## What to produce
How many lines of these entries hold the string "Convert"? Reply with the number alone.

## Data entries
————

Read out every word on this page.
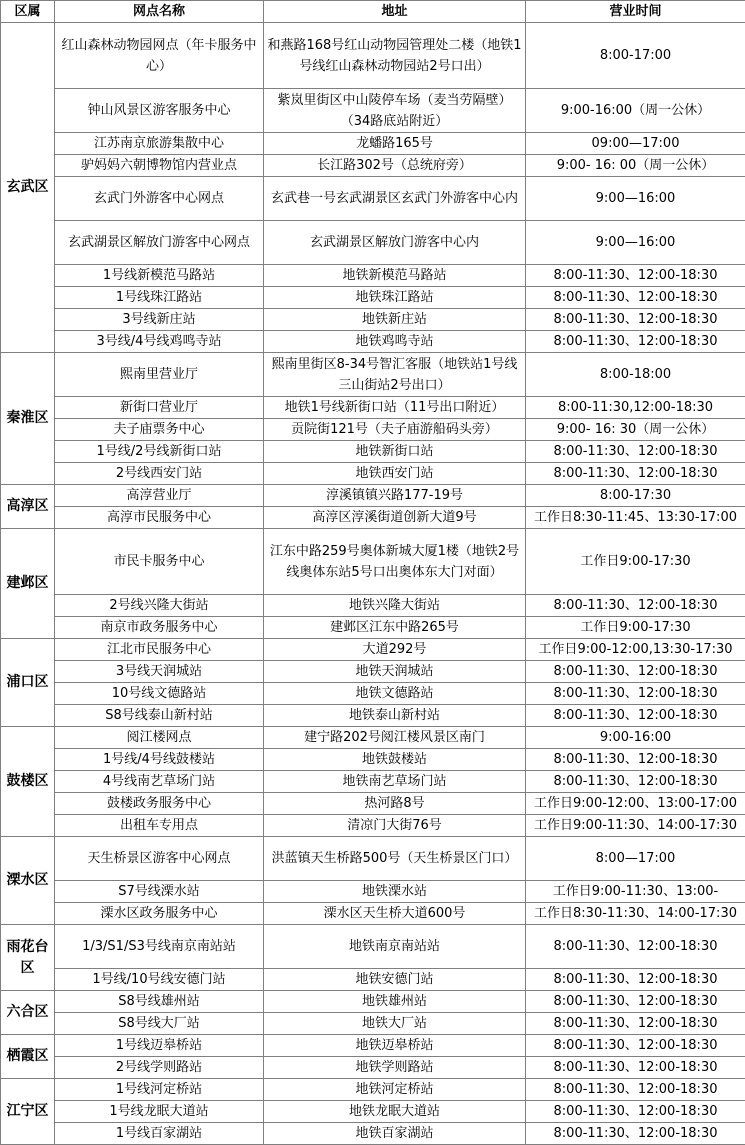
区属	网点名称	地址	营业时间
玄武区	红山森林动物园网点（年卡服务中心）	和燕路168号红山动物园管理处二楼（地铁1号线红山森林动物园站2号口出）	8:00-17:00
	钟山风景区游客服务中心	紫岚里街区中山陵停车场（麦当劳隔壁）（34路底站附近）	9:00-16:00（周一公休）
	江苏南京旅游集散中心	龙蟠路165号	09:00—17:00
	驴妈妈六朝博物馆内营业点	长江路302号（总统府旁）	9:00- 16: 00（周一公休）
	玄武门外游客中心网点	玄武巷一号玄武湖景区玄武门外游客中心内	9:00—16:00
	玄武湖景区解放门游客中心网点	玄武湖景区解放门游客中心内	9:00—16:00
	1号线新模范马路站	地铁新模范马路站	8:00-11:30、12:00-18:30
	1号线珠江路站	地铁珠江路站	8:00-11:30、12:00-18:30
	3号线新庄站	地铁新庄站	8:00-11:30、12:00-18:30
	3号线/4号线鸡鸣寺站	地铁鸡鸣寺站	8:00-11:30、12:00-18:30
秦淮区	熙南里营业厅	熙南里街区8-34号智汇客服（地铁站1号线三山街站2号出口）	8:00-18:00
	新街口营业厅	地铁1号线新街口站（11号出口附近）	8:00-11:30,12:00-18:30
	夫子庙票务中心	贡院街121号（夫子庙游船码头旁）	9:00- 16: 30（周一公休）
	1号线/2号线新街口站	地铁新街口站	8:00-11:30、12:00-18:30
	2号线西安门站	地铁西安门站	8:00-11:30、12:00-18:30
高淳区	高淳营业厅	淳溪镇镇兴路177-19号	8:00-17:30
	高淳市民服务中心	高淳区淳溪街道创新大道9号	工作日8:30-11:45、13:30-17:00
建邺区	市民卡服务中心	江东中路259号奥体新城大厦1楼（地铁2号线奥体东站5号口出奥体东大门对面）	工作日9:00-17:30
	2号线兴隆大街站	地铁兴隆大街站	8:00-11:30、12:00-18:30
	南京市政务服务中心	建邺区江东中路265号	工作日9:00-17:30
浦口区	江北市民服务中心	大道292号	工作日9:00-12:00,13:30-17:30
	3号线天润城站	地铁天润城站	8:00-11:30、12:00-18:30
	10号线文德路站	地铁文德路站	8:00-11:30、12:00-18:30
	S8号线泰山新村站	地铁泰山新村站	8:00-11:30、12:00-18:30
鼓楼区	阅江楼网点	建宁路202号阅江楼风景区南门	9:00-16:00
	1号线/4号线鼓楼站	地铁鼓楼站	8:00-11:30、12:00-18:30
	4号线南艺草场门站	地铁南艺草场门站	8:00-11:30、12:00-18:30
	鼓楼政务服务中心	热河路8号	工作日9:00-12:00、13:00-17:00
	出租车专用点	清凉门大街76号	工作日9:00-11:30、14:00-17:30
溧水区	天生桥景区游客中心网点	洪蓝镇天生桥路500号（天生桥景区门口）	8:00—17:00
	S7号线溧水站	地铁溧水站	工作日9:00-11:30、13:00-
	溧水区政务服务中心	溧水区天生桥大道600号	工作日8:30-11:30、14:00-17:30
雨花台区	1/3/S1/S3号线南京南站站	地铁南京南站站	8:00-11:30、12:00-18:30
	1号线/10号线安德门站	地铁安德门站	8:00-11:30、12:00-18:30
六合区	S8号线雄州站	地铁雄州站	8:00-11:30、12:00-18:30
	S8号线大厂站	地铁大厂站	8:00-11:30、12:00-18:30
栖霞区	1号线迈皋桥站	地铁迈皋桥站	8:00-11:30、12:00-18:30
	2号线学则路站	地铁学则路站	8:00-11:30、12:00-18:30
江宁区	1号线河定桥站	地铁河定桥站	8:00-11:30、12:00-18:30
	1号线龙眠大道站	地铁龙眠大道站	8:00-11:30、12:00-18:30
	1号线百家湖站	地铁百家湖站	8:00-11:30、12:00-18:30
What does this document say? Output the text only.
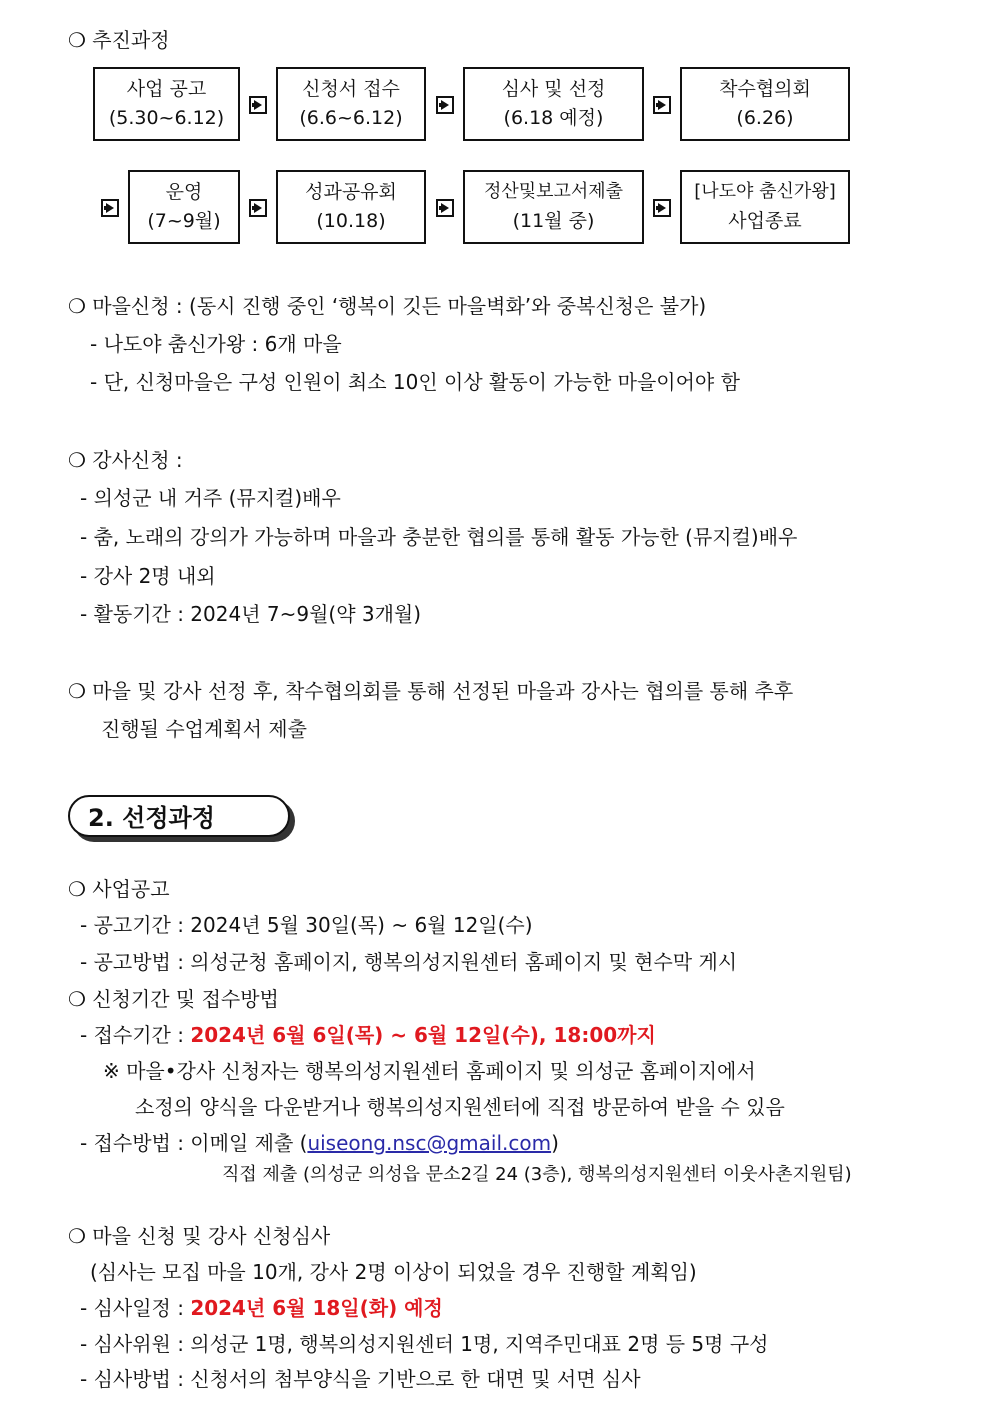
❍ 추진과정
사업 공고
(5.30~6.12)
신청서 접수
(6.6~6.12)
심사 및 선정
(6.18 예정)
착수협의회
(6.26)
운영
(7~9월)
성과공유회
(10.18)
정산및보고서제출
(11월 중)
[나도야 춤신가왕]
사업종료
❍ 마을신청 : (동시 진행 중인 ‘행복이 깃든 마을벽화’와 중복신청은 불가)
- 나도야 춤신가왕 : 6개 마을
- 단, 신청마을은 구성 인원이 최소 10인 이상 활동이 가능한 마을이어야 함
❍ 강사신청 :
- 의성군 내 거주 (뮤지컬)배우
- 춤, 노래의 강의가 가능하며 마을과 충분한 협의를 통해 활동 가능한 (뮤지컬)배우
- 강사 2명 내외
- 활동기간 : 2024년 7~9월(약 3개월)
❍ 마을 및 강사 선정 후, 착수협의회를 통해 선정된 마을과 강사는 협의를 통해 추후
진행될 수업계획서 제출
2. 선정과정
❍ 사업공고
- 공고기간 : 2024년 5월 30일(목) ~ 6월 12일(수)
- 공고방법 : 의성군청 홈페이지, 행복의성지원센터 홈페이지 및 현수막 게시
❍ 신청기간 및 접수방법
- 접수기간 : 2024년 6월 6일(목) ~ 6월 12일(수), 18:00까지
※ 마을•강사 신청자는 행복의성지원센터 홈페이지 및 의성군 홈페이지에서
소정의 양식을 다운받거나 행복의성지원센터에 직접 방문하여 받을 수 있음
- 접수방법 : 이메일 제출 (uiseong.nsc@gmail.com)
직접 제출 (의성군 의성읍 문소2길 24 (3층), 행복의성지원센터 이웃사촌지원팀)
❍ 마을 신청 및 강사 신청심사
(심사는 모집 마을 10개, 강사 2명 이상이 되었을 경우 진행할 계획임)
- 심사일정 : 2024년 6월 18일(화) 예정
- 심사위원 : 의성군 1명, 행복의성지원센터 1명, 지역주민대표 2명 등 5명 구성
- 심사방법 : 신청서의 첨부양식을 기반으로 한 대면 및 서면 심사
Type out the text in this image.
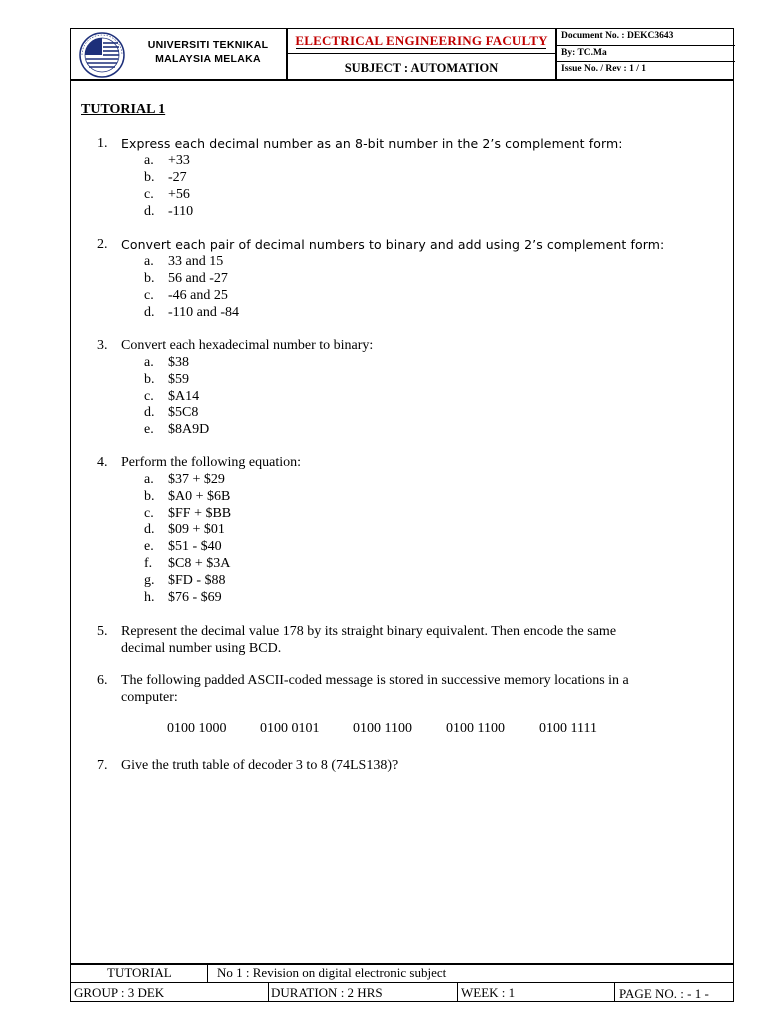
UNIVERSITI TEKNIKAL
MALAYSIA MELAKA
ELECTRICAL ENGINEERING FACULTY
SUBJECT : AUTOMATION
Document No. : DEKC3643
By: TC.Ma
Issue No. / Rev : 1 / 1
TUTORIAL 1
1. Express each decimal number as an 8-bit number in the 2’s complement form:
a. +33
b. -27
c. +56
d. -110
2. Convert each pair of decimal numbers to binary and add using 2’s complement form:
a. 33 and 15
b. 56 and -27
c. -46 and 25
d. -110 and -84
3. Convert each hexadecimal number to binary:
a. $38
b. $59
c. $A14
d. $5C8
e. $8A9D
4. Perform the following equation:
a. $37 + $29
b. $A0 + $6B
c. $FF + $BB
d. $09 + $01
e. $51 - $40
f. $C8 + $3A
g. $FD - $88
h. $76 - $69
5. Represent the decimal value 178 by its straight binary equivalent. Then encode the same
decimal number using BCD.
6. The following padded ASCII-coded message is stored in successive memory locations in a
computer:
0100 1000 0100 0101 0100 1100 0100 1100 0100 1111
7. Give the truth table of decoder 3 to 8 (74LS138)?
TUTORIAL	No 1 : Revision on digital electronic subject
GROUP : 3 DEK	DURATION : 2 HRS	WEEK : 1	PAGE NO. : - 1 -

————

## Answer to the problem
2